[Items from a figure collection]
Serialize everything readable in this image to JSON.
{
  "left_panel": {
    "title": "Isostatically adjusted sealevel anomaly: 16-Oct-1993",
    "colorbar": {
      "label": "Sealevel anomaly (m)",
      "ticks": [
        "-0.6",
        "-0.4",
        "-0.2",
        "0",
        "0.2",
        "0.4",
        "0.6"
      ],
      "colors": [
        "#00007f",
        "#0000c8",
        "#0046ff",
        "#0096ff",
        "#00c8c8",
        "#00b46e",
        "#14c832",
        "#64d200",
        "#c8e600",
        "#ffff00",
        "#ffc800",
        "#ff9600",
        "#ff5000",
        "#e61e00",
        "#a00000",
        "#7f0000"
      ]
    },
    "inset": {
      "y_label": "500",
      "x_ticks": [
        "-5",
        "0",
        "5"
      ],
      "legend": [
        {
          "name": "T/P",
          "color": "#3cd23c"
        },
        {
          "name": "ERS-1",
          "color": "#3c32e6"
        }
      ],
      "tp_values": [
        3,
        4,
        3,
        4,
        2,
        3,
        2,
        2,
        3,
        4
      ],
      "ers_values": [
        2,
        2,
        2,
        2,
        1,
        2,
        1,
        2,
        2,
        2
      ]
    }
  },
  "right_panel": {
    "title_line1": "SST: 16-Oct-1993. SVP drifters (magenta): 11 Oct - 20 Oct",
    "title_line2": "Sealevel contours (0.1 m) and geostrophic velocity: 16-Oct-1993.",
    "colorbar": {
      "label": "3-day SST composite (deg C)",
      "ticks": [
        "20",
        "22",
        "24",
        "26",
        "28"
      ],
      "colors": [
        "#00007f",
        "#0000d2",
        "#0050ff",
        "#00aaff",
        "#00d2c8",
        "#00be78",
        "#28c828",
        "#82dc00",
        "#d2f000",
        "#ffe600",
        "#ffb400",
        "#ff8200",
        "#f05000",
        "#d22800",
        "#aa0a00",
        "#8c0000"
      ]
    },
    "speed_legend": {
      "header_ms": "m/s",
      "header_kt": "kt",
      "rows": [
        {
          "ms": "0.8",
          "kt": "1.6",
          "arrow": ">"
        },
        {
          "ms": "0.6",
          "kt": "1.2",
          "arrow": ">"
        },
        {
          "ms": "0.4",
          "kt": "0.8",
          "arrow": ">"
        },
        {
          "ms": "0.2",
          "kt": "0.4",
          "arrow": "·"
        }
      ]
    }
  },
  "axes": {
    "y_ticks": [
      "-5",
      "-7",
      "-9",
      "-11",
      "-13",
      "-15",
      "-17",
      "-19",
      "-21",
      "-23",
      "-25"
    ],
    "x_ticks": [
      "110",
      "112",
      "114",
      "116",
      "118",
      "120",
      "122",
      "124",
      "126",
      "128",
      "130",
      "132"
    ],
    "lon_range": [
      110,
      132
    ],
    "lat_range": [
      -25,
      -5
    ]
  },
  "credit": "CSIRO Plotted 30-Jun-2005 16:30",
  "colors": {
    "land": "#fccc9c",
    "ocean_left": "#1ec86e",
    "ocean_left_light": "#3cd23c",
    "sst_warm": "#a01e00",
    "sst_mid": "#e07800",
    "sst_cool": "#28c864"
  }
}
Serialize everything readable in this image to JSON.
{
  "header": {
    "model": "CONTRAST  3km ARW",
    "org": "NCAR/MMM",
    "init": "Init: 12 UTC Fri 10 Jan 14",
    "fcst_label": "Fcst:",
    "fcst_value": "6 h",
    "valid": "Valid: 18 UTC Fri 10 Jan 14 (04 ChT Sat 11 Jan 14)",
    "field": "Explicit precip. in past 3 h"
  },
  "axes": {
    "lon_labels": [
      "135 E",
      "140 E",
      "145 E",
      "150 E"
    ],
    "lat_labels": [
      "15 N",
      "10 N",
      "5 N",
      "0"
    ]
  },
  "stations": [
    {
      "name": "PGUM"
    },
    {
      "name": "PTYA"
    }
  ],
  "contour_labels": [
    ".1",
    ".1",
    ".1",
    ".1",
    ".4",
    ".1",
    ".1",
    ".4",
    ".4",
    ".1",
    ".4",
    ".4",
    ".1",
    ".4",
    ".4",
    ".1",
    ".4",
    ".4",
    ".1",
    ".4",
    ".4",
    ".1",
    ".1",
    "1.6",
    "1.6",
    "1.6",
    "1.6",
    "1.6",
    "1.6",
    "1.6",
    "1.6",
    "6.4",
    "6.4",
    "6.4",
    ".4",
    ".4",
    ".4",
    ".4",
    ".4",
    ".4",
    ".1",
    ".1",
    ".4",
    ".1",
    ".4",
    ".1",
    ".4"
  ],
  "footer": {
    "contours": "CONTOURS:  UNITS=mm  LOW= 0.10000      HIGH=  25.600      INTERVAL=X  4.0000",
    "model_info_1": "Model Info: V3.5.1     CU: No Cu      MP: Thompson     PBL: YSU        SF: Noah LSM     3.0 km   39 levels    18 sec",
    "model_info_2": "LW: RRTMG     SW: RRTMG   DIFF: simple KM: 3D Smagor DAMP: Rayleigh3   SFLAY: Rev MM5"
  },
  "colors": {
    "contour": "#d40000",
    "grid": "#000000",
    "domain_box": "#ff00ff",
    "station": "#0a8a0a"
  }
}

▶ **REQUIREMENT**
Extract all the material, leaving every line as it is.

▶ **PROBLEM SOLUTION**
Serialize everything readable in this image to JSON.
{
  "left_panel": {
    "title": "Isostatically adjusted sealevel anomaly: 16-Oct-1993",
    "colorbar": {
      "label": "Sealevel anomaly (m)",
      "ticks": [
        "-0.6",
        "-0.4",
        "-0.2",
        "0",
        "0.2",
        "0.4",
        "0.6"
      ],
      "colors": [
        "#00007f",
        "#0000c8",
        "#0046ff",
        "#0096ff",
        "#00c8c8",
        "#00b46e",
        "#14c832",
        "#64d200",
        "#c8e600",
        "#ffff00",
        "#ffc800",
        "#ff9600",
        "#ff5000",
        "#e61e00",
        "#a00000",
        "#7f0000"
      ]
    },
    "inset": {
      "y_label": "500",
      "x_ticks": [
        "-5",
        "0",
        "5"
      ],
      "legend": [
        {
          "name": "T/P",
          "color": "#3cd23c"
        },
        {
          "name": "ERS-1",
          "color": "#3c32e6"
        }
      ],
      "tp_values": [
        3,
        4,
        3,
        4,
        2,
        3,
        2,
        2,
        3,
        4
      ],
      "ers_values": [
        2,
        2,
        2,
        2,
        1,
        2,
        1,
        2,
        2,
        2
      ]
    }
  },
  "right_panel": {
    "title_line1": "SST: 16-Oct-1993. SVP drifters (magenta): 11 Oct - 20 Oct",
    "title_line2": "Sealevel contours (0.1 m) and geostrophic velocity: 16-Oct-1993.",
    "colorbar": {
      "label": "3-day SST composite (deg C)",
      "ticks": [
        "20",
        "22",
        "24",
        "26",
        "28"
      ],
      "colors": [
        "#00007f",
        "#0000d2",
        "#0050ff",
        "#00aaff",
        "#00d2c8",
        "#00be78",
        "#28c828",
        "#82dc00",
        "#d2f000",
        "#ffe600",
        "#ffb400",
        "#ff8200",
        "#f05000",
        "#d22800",
        "#aa0a00",
        "#8c0000"
      ]
    },
    "speed_legend": {
      "header_ms": "m/s",
      "header_kt": "kt",
      "rows": [
        {
          "ms": "0.8",
          "kt": "1.6",
          "arrow": ">"
        },
        {
          "ms": "0.6",
          "kt": "1.2",
          "arrow": ">"
        },
        {
          "ms": "0.4",
          "kt": "0.8",
          "arrow": ">"
        },
        {
          "ms": "0.2",
          "kt": "0.4",
          "arrow": "·"
        }
      ]
    }
  },
  "axes": {
    "y_ticks": [
      "-5",
      "-7",
      "-9",
      "-11",
      "-13",
      "-15",
      "-17",
      "-19",
      "-21",
      "-23",
      "-25"
    ],
    "x_ticks": [
      "110",
      "112",
      "114",
      "116",
      "118",
      "120",
      "122",
      "124",
      "126",
      "128",
      "130",
      "132"
    ],
    "lon_range": [
      110,
      132
    ],
    "lat_range": [
      -25,
      -5
    ]
  },
  "credit": "CSIRO Plotted 30-Jun-2005 16:30",
  "colors": {
    "land": "#fccc9c",
    "ocean_left": "#1ec86e",
    "ocean_left_light": "#3cd23c",
    "sst_warm": "#a01e00",
    "sst_mid": "#e07800",
    "sst_cool": "#28c864"
  }
}
Serialize everything readable in this image to JSON.
{
  "header": {
    "model": "CONTRAST  3km ARW",
    "org": "NCAR/MMM",
    "init": "Init: 12 UTC Fri 10 Jan 14",
    "fcst_label": "Fcst:",
    "fcst_value": "6 h",
    "valid": "Valid: 18 UTC Fri 10 Jan 14 (04 ChT Sat 11 Jan 14)",
    "field": "Explicit precip. in past 3 h"
  },
  "axes": {
    "lon_labels": [
      "135 E",
      "140 E",
      "145 E",
      "150 E"
    ],
    "lat_labels": [
      "15 N",
      "10 N",
      "5 N",
      "0"
    ]
  },
  "stations": [
    {
      "name": "PGUM"
    },
    {
      "name": "PTYA"
    }
  ],
  "contour_labels": [
    ".1",
    ".1",
    ".1",
    ".1",
    ".4",
    ".1",
    ".1",
    ".4",
    ".4",
    ".1",
    ".4",
    ".4",
    ".1",
    ".4",
    ".4",
    ".1",
    ".4",
    ".4",
    ".1",
    ".4",
    ".4",
    ".1",
    ".1",
    "1.6",
    "1.6",
    "1.6",
    "1.6",
    "1.6",
    "1.6",
    "1.6",
    "1.6",
    "6.4",
    "6.4",
    "6.4",
    ".4",
    ".4",
    ".4",
    ".4",
    ".4",
    ".4",
    ".1",
    ".1",
    ".4",
    ".1",
    ".4",
    ".1",
    ".4"
  ],
  "footer": {
    "contours": "CONTOURS:  UNITS=mm  LOW= 0.10000      HIGH=  25.600      INTERVAL=X  4.0000",
    "model_info_1": "Model Info: V3.5.1     CU: No Cu      MP: Thompson     PBL: YSU        SF: Noah LSM     3.0 km   39 levels    18 sec",
    "model_info_2": "LW: RRTMG     SW: RRTMG   DIFF: simple KM: 3D Smagor DAMP: Rayleigh3   SFLAY: Rev MM5"
  },
  "colors": {
    "contour": "#d40000",
    "grid": "#000000",
    "domain_box": "#ff00ff",
    "station": "#0a8a0a"
  }
}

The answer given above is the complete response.